## Given problem
From the listing that follows, extract every line and set it down unaltered.

━━━━━━━━

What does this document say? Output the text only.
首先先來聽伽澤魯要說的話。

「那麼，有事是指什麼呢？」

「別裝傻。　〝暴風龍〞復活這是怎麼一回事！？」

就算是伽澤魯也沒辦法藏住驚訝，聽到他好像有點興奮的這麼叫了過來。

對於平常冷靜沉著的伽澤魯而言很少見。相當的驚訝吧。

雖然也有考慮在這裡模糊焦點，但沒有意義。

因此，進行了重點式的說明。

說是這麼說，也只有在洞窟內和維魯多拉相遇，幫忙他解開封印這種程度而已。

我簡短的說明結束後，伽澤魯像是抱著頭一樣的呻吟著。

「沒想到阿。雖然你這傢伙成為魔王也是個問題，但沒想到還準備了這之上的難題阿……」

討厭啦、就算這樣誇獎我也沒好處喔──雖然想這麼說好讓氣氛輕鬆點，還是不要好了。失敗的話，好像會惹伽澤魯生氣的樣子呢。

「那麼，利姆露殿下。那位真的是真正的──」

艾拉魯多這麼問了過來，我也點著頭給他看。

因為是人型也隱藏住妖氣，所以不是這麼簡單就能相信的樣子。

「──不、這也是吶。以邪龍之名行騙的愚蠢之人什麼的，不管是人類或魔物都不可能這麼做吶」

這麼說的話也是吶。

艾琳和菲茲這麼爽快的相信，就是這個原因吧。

━━━━━━━━

## Exercise solution
What does this document say? Output the text only.
首先先來聽伽澤魯要說的話。

「那麼，有事是指什麼呢？」

「別裝傻。　〝暴風龍〞復活這是怎麼一回事！？」

就算是伽澤魯也沒辦法藏住驚訝，聽到他好像有點興奮的這麼叫了過來。

對於平常冷靜沉著的伽澤魯而言很少見。相當的驚訝吧。

雖然也有考慮在這裡模糊焦點，但沒有意義。

因此，進行了重點式的說明。

說是這麼說，也只有在洞窟內和維魯多拉相遇，幫忙他解開封印這種程度而已。

我簡短的說明結束後，伽澤魯像是抱著頭一樣的呻吟著。

「沒想到阿。雖然你這傢伙成為魔王也是個問題，但沒想到還準備了這之上的難題阿……」

討厭啦、就算這樣誇獎我也沒好處喔──雖然想這麼說好讓氣氛輕鬆點，還是不要好了。失敗的話，好像會惹伽澤魯生氣的樣子呢。

「那麼，利姆露殿下。那位真的是真正的──」

艾拉魯多這麼問了過來，我也點著頭給他看。

因為是人型也隱藏住妖氣，所以不是這麼簡單就能相信的樣子。

「──不、這也是吶。以邪龍之名行騙的愚蠢之人什麼的，不管是人類或魔物都不可能這麼做吶」

這麼說的話也是吶。

艾琳和菲茲這麼爽快的相信，就是這個原因吧。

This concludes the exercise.